■ **Exercise instructions**:
Extract each record and reproduce it exactly.

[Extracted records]
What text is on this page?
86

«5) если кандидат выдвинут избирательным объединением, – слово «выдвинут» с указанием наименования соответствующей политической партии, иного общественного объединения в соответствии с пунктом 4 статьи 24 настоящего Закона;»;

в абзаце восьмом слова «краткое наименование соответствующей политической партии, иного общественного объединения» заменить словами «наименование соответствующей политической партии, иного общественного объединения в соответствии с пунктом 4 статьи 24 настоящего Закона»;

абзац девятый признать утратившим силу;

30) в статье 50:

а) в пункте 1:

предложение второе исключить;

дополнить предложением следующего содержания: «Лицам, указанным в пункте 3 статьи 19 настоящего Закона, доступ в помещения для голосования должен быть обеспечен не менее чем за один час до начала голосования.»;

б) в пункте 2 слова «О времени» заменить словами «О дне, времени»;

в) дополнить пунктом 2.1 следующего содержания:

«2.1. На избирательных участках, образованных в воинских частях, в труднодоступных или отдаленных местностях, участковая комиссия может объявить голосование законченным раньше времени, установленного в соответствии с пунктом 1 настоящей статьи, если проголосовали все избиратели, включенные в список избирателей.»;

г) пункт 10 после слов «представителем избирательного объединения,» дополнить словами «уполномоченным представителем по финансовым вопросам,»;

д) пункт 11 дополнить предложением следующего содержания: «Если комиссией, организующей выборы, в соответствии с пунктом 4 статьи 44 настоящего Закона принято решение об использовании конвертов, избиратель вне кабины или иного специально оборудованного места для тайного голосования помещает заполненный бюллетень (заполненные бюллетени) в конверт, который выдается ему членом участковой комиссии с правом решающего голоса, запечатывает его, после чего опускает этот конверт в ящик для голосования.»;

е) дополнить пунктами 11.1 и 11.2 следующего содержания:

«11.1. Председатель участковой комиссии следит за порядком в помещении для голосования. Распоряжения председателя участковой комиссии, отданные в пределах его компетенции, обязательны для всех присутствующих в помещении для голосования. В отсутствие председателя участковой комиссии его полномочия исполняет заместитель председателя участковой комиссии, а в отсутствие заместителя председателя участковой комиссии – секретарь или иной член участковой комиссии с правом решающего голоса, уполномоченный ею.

■ **Finished exercise**:
What text is on this page?
86

«5) если кандидат выдвинут избирательным объединением, – слово «выдвинут» с указанием наименования соответствующей политической партии, иного общественного объединения в соответствии с пунктом 4 статьи 24 настоящего Закона;»;

в абзаце восьмом слова «краткое наименование соответствующей политической партии, иного общественного объединения» заменить словами «наименование соответствующей политической партии, иного общественного объединения в соответствии с пунктом 4 статьи 24 настоящего Закона»;

абзац девятый признать утратившим силу;

30) в статье 50:

а) в пункте 1:

предложение второе исключить;

дополнить предложением следующего содержания: «Лицам, указанным в пункте 3 статьи 19 настоящего Закона, доступ в помещения для голосования должен быть обеспечен не менее чем за один час до начала голосования.»;

б) в пункте 2 слова «О времени» заменить словами «О дне, времени»;

в) дополнить пунктом 2.1 следующего содержания:

«2.1. На избирательных участках, образованных в воинских частях, в труднодоступных или отдаленных местностях, участковая комиссия может объявить голосование законченным раньше времени, установленного в соответствии с пунктом 1 настоящей статьи, если проголосовали все избиратели, включенные в список избирателей.»;

г) пункт 10 после слов «представителем избирательного объединения,» дополнить словами «уполномоченным представителем по финансовым вопросам,»;

д) пункт 11 дополнить предложением следующего содержания: «Если комиссией, организующей выборы, в соответствии с пунктом 4 статьи 44 настоящего Закона принято решение об использовании конвертов, избиратель вне кабины или иного специально оборудованного места для тайного голосования помещает заполненный бюллетень (заполненные бюллетени) в конверт, который выдается ему членом участковой комиссии с правом решающего голоса, запечатывает его, после чего опускает этот конверт в ящик для голосования.»;

е) дополнить пунктами 11.1 и 11.2 следующего содержания:

«11.1. Председатель участковой комиссии следит за порядком в помещении для голосования. Распоряжения председателя участковой комиссии, отданные в пределах его компетенции, обязательны для всех присутствующих в помещении для голосования. В отсутствие председателя участковой комиссии его полномочия исполняет заместитель председателя участковой комиссии, а в отсутствие заместителя председателя участковой комиссии – секретарь или иной член участковой комиссии с правом решающего голоса, уполномоченный ею.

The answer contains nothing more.